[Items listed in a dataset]
+ + + + + + +
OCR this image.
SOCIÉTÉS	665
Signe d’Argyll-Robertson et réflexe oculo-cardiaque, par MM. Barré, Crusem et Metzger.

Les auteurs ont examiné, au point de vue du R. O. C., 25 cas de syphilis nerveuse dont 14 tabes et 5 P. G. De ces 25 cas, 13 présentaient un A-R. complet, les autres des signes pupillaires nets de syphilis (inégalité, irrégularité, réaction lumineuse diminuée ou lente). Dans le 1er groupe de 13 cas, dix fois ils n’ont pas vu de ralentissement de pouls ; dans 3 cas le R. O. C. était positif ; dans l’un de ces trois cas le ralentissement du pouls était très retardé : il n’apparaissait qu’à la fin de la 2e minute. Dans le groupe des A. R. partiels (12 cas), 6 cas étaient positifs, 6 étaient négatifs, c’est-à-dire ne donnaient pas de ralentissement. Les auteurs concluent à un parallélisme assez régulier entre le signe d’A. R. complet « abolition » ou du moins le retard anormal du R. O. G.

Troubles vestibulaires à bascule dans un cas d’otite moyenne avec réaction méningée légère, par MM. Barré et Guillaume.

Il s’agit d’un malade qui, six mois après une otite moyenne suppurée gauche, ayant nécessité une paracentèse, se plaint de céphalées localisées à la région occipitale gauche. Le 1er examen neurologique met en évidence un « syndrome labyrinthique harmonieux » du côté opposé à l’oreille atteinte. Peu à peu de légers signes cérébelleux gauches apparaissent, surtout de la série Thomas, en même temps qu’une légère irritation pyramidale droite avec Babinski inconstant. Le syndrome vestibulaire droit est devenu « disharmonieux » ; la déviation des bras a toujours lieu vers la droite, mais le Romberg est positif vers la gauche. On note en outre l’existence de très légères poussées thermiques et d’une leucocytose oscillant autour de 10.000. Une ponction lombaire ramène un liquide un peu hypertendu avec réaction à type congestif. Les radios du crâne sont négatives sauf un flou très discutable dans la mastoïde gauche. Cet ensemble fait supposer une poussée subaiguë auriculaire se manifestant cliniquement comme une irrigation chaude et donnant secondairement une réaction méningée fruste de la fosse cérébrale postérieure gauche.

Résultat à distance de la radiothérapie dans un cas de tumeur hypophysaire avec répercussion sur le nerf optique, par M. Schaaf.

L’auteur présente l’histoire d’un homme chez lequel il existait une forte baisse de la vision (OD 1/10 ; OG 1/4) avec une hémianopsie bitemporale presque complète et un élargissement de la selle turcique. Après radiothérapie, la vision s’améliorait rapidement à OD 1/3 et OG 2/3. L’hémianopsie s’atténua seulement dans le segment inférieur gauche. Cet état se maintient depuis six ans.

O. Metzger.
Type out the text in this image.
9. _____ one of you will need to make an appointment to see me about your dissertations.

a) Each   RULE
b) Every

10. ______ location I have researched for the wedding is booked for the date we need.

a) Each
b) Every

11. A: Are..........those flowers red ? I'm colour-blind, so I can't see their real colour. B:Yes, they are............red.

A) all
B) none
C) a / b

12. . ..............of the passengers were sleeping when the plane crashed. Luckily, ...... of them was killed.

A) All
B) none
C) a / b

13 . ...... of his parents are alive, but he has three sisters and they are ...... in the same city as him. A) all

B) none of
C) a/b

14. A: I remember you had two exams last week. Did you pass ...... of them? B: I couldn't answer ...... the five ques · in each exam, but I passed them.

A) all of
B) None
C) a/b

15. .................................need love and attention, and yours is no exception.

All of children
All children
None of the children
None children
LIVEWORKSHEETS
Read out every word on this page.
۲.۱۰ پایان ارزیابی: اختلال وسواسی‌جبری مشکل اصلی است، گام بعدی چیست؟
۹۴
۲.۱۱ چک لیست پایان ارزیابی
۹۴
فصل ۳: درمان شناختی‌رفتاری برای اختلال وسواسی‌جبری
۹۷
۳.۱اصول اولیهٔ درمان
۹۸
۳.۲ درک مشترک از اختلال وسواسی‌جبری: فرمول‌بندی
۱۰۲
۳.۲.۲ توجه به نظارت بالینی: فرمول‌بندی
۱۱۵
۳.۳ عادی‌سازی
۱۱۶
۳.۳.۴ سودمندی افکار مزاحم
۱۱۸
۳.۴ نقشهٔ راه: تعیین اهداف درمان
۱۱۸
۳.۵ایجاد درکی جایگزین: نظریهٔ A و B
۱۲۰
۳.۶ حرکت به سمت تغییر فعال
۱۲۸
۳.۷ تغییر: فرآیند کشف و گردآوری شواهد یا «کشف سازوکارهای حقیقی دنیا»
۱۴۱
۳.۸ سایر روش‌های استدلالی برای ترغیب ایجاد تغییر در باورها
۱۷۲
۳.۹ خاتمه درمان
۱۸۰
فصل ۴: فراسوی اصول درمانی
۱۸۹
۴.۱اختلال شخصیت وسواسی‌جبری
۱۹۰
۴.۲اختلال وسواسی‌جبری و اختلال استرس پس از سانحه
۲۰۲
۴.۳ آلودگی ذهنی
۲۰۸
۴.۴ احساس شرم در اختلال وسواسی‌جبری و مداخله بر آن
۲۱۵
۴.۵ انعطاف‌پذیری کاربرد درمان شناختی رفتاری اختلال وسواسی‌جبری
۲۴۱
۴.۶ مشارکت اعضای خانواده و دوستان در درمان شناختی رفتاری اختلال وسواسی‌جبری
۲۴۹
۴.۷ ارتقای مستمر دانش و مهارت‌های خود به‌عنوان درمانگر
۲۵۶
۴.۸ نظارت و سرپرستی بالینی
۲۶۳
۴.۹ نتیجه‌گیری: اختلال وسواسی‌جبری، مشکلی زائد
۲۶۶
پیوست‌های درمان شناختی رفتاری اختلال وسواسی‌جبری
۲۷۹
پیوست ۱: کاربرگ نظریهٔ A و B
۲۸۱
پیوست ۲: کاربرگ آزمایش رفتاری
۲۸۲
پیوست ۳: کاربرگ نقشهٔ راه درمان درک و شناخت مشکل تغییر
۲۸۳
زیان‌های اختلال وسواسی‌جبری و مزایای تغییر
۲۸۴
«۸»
+ + + + + + +
[WRITTEN TASK] Within the entries above, work out how many lines contain the word "نقشه". The number alone is the answer.

[EXPECTED OUTPUT] 2